— Exercise material —
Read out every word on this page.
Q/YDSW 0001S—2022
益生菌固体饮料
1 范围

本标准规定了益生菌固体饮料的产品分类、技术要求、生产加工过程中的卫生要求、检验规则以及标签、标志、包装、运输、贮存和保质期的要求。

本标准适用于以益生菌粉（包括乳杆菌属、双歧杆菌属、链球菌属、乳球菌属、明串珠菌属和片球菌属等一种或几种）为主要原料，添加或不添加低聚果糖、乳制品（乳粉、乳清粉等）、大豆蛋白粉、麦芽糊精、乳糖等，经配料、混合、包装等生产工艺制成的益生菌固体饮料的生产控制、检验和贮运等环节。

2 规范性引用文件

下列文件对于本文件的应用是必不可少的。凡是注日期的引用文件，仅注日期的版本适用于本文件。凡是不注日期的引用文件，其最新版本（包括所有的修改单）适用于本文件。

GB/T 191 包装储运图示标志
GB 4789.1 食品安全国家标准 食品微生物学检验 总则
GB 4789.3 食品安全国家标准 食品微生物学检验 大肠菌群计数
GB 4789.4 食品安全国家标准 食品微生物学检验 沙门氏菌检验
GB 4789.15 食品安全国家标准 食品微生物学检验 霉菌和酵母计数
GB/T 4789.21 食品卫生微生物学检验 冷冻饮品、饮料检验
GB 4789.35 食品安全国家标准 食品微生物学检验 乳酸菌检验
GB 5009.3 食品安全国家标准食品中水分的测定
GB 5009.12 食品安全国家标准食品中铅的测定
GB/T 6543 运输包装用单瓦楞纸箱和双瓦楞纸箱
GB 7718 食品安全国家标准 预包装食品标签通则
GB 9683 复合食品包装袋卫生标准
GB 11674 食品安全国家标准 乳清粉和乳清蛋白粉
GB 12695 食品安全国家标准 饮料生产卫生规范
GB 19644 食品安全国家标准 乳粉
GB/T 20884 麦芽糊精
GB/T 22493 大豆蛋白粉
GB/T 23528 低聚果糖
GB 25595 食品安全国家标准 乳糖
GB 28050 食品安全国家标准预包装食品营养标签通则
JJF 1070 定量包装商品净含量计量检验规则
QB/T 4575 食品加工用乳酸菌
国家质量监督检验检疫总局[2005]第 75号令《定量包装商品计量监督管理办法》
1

— Prompt —
Exactly reproduce every line of the records.

— Expected answer —
Read out every word on this page.
Q/YDSW 0001S—2022
益生菌固体饮料
1 范围

本标准规定了益生菌固体饮料的产品分类、技术要求、生产加工过程中的卫生要求、检验规则以及标签、标志、包装、运输、贮存和保质期的要求。

本标准适用于以益生菌粉（包括乳杆菌属、双歧杆菌属、链球菌属、乳球菌属、明串珠菌属和片球菌属等一种或几种）为主要原料，添加或不添加低聚果糖、乳制品（乳粉、乳清粉等）、大豆蛋白粉、麦芽糊精、乳糖等，经配料、混合、包装等生产工艺制成的益生菌固体饮料的生产控制、检验和贮运等环节。

2 规范性引用文件

下列文件对于本文件的应用是必不可少的。凡是注日期的引用文件，仅注日期的版本适用于本文件。凡是不注日期的引用文件，其最新版本（包括所有的修改单）适用于本文件。

GB/T 191 包装储运图示标志
GB 4789.1 食品安全国家标准 食品微生物学检验 总则
GB 4789.3 食品安全国家标准 食品微生物学检验 大肠菌群计数
GB 4789.4 食品安全国家标准 食品微生物学检验 沙门氏菌检验
GB 4789.15 食品安全国家标准 食品微生物学检验 霉菌和酵母计数
GB/T 4789.21 食品卫生微生物学检验 冷冻饮品、饮料检验
GB 4789.35 食品安全国家标准 食品微生物学检验 乳酸菌检验
GB 5009.3 食品安全国家标准食品中水分的测定
GB 5009.12 食品安全国家标准食品中铅的测定
GB/T 6543 运输包装用单瓦楞纸箱和双瓦楞纸箱
GB 7718 食品安全国家标准 预包装食品标签通则
GB 9683 复合食品包装袋卫生标准
GB 11674 食品安全国家标准 乳清粉和乳清蛋白粉
GB 12695 食品安全国家标准 饮料生产卫生规范
GB 19644 食品安全国家标准 乳粉
GB/T 20884 麦芽糊精
GB/T 22493 大豆蛋白粉
GB/T 23528 低聚果糖
GB 25595 食品安全国家标准 乳糖
GB 28050 食品安全国家标准预包装食品营养标签通则
JJF 1070 定量包装商品净含量计量检验规则
QB/T 4575 食品加工用乳酸菌
国家质量监督检验检疫总局[2005]第 75号令《定量包装商品计量监督管理办法》
1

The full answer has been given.